→ **GOAL**: Copy each line holding the string "from".

→ **RECORDS SUPPLIED**:
──────────────────────────────
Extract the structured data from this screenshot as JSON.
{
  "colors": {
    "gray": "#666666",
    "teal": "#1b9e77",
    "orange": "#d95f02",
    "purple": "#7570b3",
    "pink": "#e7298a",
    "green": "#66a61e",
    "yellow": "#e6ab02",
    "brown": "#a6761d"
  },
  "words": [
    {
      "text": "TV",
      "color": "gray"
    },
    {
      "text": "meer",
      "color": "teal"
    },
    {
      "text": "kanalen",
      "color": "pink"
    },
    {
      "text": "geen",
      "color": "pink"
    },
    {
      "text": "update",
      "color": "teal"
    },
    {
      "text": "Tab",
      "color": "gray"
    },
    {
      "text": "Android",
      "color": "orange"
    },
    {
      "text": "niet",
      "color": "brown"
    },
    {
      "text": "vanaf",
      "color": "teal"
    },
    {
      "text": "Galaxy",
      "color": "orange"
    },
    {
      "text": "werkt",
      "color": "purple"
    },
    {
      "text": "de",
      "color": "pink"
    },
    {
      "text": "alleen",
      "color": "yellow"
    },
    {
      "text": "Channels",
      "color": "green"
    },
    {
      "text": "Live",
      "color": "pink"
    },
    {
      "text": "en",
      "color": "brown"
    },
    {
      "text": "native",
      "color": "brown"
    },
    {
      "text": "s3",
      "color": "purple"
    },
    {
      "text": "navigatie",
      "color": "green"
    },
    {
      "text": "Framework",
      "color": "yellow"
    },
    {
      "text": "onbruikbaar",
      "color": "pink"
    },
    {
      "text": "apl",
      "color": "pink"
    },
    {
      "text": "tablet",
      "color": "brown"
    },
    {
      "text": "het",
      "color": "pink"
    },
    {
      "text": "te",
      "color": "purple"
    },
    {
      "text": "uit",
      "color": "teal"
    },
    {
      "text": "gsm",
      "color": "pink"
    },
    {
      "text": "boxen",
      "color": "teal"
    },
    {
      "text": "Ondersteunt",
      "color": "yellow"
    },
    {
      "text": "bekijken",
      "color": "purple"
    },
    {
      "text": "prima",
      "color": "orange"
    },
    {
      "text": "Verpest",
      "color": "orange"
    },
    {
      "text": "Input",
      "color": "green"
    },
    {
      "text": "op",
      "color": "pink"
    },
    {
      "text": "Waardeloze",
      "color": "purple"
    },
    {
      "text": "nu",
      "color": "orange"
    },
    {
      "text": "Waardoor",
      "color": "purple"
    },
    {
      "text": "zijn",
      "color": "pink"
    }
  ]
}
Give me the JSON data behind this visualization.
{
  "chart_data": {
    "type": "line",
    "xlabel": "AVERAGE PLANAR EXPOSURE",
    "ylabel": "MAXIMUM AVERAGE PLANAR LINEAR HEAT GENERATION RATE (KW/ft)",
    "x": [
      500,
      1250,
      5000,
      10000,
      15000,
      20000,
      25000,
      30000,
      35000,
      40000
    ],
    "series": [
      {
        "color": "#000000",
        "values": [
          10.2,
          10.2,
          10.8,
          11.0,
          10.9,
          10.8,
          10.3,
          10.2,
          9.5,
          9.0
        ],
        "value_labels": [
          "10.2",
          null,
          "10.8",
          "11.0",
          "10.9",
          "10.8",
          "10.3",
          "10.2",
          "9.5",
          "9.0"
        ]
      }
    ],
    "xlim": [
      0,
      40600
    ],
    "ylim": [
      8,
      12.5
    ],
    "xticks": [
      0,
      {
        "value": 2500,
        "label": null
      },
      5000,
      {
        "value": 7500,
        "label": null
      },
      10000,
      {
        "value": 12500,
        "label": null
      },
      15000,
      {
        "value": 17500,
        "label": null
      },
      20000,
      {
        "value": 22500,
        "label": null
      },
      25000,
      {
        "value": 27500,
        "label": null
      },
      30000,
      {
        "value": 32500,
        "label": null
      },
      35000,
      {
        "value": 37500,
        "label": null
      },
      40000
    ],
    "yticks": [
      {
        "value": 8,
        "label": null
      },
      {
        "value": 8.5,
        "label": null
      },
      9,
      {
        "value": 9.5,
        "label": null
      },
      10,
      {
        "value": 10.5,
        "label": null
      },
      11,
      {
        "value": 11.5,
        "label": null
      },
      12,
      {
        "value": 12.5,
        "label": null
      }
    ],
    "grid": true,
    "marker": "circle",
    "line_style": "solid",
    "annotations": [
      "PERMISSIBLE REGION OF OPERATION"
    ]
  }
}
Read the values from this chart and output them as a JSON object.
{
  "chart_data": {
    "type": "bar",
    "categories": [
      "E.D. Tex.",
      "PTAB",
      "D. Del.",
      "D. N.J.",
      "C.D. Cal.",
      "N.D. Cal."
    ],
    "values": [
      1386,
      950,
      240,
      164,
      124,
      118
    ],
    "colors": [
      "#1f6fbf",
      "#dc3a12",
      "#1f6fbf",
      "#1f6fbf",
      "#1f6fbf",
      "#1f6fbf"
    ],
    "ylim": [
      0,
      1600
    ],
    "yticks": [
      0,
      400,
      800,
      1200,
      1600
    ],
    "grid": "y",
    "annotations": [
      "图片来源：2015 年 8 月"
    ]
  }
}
──────────────────────────────
→ **IN RESPONSE**:
Extract the structured data from this screenshot as JSON.
Read the values from this chart and output them as a JSON object.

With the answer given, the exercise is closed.